**Problem details**
Reproduce each record exactly.

**Information given**
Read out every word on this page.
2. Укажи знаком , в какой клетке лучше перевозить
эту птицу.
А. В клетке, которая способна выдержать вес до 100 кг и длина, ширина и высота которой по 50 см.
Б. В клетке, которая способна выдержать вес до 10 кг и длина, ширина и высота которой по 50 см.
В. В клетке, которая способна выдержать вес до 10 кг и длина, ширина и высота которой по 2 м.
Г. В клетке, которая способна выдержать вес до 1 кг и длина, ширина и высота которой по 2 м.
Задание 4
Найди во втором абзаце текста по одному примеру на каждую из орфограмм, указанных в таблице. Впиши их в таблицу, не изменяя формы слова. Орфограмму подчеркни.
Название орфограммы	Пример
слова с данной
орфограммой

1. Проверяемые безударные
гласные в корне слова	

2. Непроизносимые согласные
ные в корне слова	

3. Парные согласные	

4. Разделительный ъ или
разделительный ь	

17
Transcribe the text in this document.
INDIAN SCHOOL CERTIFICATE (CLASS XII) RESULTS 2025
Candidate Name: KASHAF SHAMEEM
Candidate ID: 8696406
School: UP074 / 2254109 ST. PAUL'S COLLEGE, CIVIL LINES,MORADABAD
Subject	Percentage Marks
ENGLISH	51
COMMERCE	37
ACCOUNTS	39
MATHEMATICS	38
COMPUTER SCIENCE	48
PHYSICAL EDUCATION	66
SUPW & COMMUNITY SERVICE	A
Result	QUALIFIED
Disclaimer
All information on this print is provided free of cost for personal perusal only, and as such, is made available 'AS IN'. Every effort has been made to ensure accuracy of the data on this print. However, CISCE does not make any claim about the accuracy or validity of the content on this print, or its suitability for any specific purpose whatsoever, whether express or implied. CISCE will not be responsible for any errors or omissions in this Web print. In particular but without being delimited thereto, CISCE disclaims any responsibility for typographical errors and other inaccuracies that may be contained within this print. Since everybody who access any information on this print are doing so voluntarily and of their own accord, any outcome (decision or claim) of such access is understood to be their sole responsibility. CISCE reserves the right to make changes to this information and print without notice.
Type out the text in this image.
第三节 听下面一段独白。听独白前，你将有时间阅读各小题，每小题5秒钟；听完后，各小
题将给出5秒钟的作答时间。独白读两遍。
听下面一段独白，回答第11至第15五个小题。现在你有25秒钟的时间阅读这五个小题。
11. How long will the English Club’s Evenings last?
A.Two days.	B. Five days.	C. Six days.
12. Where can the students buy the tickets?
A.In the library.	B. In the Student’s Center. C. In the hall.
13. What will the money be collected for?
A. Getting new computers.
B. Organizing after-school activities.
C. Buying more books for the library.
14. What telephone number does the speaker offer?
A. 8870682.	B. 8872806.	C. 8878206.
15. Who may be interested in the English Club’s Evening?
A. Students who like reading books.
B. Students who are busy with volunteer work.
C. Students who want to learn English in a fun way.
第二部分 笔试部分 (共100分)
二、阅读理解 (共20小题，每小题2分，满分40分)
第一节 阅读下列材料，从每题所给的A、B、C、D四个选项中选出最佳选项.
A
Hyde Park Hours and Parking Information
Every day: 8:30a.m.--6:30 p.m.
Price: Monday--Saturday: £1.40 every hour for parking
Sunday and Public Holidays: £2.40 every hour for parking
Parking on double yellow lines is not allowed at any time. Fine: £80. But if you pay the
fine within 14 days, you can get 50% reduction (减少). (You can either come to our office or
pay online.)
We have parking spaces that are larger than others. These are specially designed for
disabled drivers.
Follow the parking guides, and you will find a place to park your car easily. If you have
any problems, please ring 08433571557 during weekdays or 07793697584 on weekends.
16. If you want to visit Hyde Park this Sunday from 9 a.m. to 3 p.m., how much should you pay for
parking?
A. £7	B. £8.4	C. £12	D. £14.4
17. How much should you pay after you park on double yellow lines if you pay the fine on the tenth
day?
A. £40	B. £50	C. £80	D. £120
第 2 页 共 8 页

**Output of the exercise**
Read out every word on this page.
2. Укажи знаком , в какой клетке лучше перевозить
эту птицу.
А. В клетке, которая способна выдержать вес до 100 кг и длина, ширина и высота которой по 50 см.
Б. В клетке, которая способна выдержать вес до 10 кг и длина, ширина и высота которой по 50 см.
В. В клетке, которая способна выдержать вес до 10 кг и длина, ширина и высота которой по 2 м.
Г. В клетке, которая способна выдержать вес до 1 кг и длина, ширина и высота которой по 2 м.
Задание 4
Найди во втором абзаце текста по одному примеру на каждую из орфограмм, указанных в таблице. Впиши их в таблицу, не изменяя формы слова. Орфограмму подчеркни.
Название орфограммы	Пример
слова с данной
орфограммой

1. Проверяемые безударные
гласные в корне слова	

2. Непроизносимые согласные
ные в корне слова	

3. Парные согласные	

4. Разделительный ъ или
разделительный ь	

17
Transcribe the text in this document.
INDIAN SCHOOL CERTIFICATE (CLASS XII) RESULTS 2025
Candidate Name: KASHAF SHAMEEM
Candidate ID: 8696406
School: UP074 / 2254109 ST. PAUL'S COLLEGE, CIVIL LINES,MORADABAD
Subject	Percentage Marks
ENGLISH	51
COMMERCE	37
ACCOUNTS	39
MATHEMATICS	38
COMPUTER SCIENCE	48
PHYSICAL EDUCATION	66
SUPW & COMMUNITY SERVICE	A
Result	QUALIFIED
Disclaimer
All information on this print is provided free of cost for personal perusal only, and as such, is made available 'AS IN'. Every effort has been made to ensure accuracy of the data on this print. However, CISCE does not make any claim about the accuracy or validity of the content on this print, or its suitability for any specific purpose whatsoever, whether express or implied. CISCE will not be responsible for any errors or omissions in this Web print. In particular but without being delimited thereto, CISCE disclaims any responsibility for typographical errors and other inaccuracies that may be contained within this print. Since everybody who access any information on this print are doing so voluntarily and of their own accord, any outcome (decision or claim) of such access is understood to be their sole responsibility. CISCE reserves the right to make changes to this information and print without notice.
Type out the text in this image.
第三节 听下面一段独白。听独白前，你将有时间阅读各小题，每小题5秒钟；听完后，各小
题将给出5秒钟的作答时间。独白读两遍。
听下面一段独白，回答第11至第15五个小题。现在你有25秒钟的时间阅读这五个小题。
11. How long will the English Club’s Evenings last?
A.Two days.	B. Five days.	C. Six days.
12. Where can the students buy the tickets?
A.In the library.	B. In the Student’s Center. C. In the hall.
13. What will the money be collected for?
A. Getting new computers.
B. Organizing after-school activities.
C. Buying more books for the library.
14. What telephone number does the speaker offer?
A. 8870682.	B. 8872806.	C. 8878206.
15. Who may be interested in the English Club’s Evening?
A. Students who like reading books.
B. Students who are busy with volunteer work.
C. Students who want to learn English in a fun way.
第二部分 笔试部分 (共100分)
二、阅读理解 (共20小题，每小题2分，满分40分)
第一节 阅读下列材料，从每题所给的A、B、C、D四个选项中选出最佳选项.
A
Hyde Park Hours and Parking Information
Every day: 8:30a.m.--6:30 p.m.
Price: Monday--Saturday: £1.40 every hour for parking
Sunday and Public Holidays: £2.40 every hour for parking
Parking on double yellow lines is not allowed at any time. Fine: £80. But if you pay the
fine within 14 days, you can get 50% reduction (减少). (You can either come to our office or
pay online.)
We have parking spaces that are larger than others. These are specially designed for
disabled drivers.
Follow the parking guides, and you will find a place to park your car easily. If you have
any problems, please ring 08433571557 during weekdays or 07793697584 on weekends.
16. If you want to visit Hyde Park this Sunday from 9 a.m. to 3 p.m., how much should you pay for
parking?
A. £7	B. £8.4	C. £12	D. £14.4
17. How much should you pay after you park on double yellow lines if you pay the fine on the tenth
day?
A. £40	B. £50	C. £80	D. £120
第 2 页 共 8 页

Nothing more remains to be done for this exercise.